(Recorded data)

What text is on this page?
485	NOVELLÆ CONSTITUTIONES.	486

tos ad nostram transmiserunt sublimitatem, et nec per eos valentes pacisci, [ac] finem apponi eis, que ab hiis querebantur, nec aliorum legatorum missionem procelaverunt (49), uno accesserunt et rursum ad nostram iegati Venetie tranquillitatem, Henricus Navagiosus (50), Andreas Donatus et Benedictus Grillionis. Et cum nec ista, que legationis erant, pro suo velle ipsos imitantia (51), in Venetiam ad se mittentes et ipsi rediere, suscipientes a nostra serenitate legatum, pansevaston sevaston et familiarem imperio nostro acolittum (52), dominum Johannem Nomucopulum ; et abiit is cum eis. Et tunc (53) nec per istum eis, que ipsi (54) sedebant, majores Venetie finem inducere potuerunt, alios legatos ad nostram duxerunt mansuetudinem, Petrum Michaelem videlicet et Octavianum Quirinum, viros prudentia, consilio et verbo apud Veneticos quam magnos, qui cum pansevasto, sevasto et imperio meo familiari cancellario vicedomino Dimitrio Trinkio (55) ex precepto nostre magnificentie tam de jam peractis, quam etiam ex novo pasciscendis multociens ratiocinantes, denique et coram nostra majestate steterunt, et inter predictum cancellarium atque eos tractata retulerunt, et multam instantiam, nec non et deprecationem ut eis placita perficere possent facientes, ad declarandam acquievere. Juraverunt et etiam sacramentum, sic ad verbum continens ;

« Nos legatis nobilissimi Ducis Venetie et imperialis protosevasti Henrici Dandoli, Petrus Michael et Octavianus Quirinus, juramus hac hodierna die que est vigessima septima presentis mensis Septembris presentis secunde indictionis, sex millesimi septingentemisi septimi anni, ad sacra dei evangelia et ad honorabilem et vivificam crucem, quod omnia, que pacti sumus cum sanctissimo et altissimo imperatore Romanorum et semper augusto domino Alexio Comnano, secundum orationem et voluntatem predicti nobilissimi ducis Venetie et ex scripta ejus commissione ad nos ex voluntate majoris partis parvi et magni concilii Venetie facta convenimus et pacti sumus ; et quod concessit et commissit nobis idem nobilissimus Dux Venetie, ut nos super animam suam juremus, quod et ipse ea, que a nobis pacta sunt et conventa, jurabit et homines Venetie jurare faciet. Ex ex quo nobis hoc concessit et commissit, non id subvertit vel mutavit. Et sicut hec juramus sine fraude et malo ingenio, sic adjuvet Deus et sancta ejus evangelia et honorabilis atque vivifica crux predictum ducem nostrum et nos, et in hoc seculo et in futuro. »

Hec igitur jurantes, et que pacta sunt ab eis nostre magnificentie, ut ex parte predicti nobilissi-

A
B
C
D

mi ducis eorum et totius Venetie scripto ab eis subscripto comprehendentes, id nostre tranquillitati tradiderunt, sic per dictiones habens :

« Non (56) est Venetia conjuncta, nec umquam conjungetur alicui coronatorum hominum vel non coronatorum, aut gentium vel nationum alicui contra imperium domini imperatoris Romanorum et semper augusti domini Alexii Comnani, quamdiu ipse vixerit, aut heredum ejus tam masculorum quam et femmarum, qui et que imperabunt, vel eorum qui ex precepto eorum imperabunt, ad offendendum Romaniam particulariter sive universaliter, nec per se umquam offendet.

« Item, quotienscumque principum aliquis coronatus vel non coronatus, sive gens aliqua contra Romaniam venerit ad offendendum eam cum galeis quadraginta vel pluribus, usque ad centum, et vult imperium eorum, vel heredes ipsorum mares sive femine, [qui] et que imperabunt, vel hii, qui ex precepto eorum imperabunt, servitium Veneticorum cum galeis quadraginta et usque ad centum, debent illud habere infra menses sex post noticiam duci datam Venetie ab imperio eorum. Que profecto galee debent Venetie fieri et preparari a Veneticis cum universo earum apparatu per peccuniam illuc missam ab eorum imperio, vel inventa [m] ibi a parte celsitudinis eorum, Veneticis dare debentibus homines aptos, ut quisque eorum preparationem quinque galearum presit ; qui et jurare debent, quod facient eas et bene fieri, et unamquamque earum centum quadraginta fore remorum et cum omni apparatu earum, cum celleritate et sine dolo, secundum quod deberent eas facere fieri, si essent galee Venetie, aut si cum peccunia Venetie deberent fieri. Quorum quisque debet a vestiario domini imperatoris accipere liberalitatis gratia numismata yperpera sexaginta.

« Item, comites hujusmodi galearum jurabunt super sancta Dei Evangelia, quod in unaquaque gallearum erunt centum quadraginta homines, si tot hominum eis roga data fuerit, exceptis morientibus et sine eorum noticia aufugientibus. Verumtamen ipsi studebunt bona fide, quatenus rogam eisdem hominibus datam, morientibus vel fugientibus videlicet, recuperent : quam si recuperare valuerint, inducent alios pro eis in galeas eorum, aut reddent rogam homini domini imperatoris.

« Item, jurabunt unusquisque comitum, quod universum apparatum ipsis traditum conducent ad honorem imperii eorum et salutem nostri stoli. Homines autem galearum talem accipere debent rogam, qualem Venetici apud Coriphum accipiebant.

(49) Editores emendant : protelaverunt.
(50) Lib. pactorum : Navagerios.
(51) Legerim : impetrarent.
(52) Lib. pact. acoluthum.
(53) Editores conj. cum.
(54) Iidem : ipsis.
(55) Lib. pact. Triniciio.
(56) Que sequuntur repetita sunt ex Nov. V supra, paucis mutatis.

• TO BE DONE:
Say how many lines contain the string "jurabunt", giving nothing but the count.

• RESPONSE:
2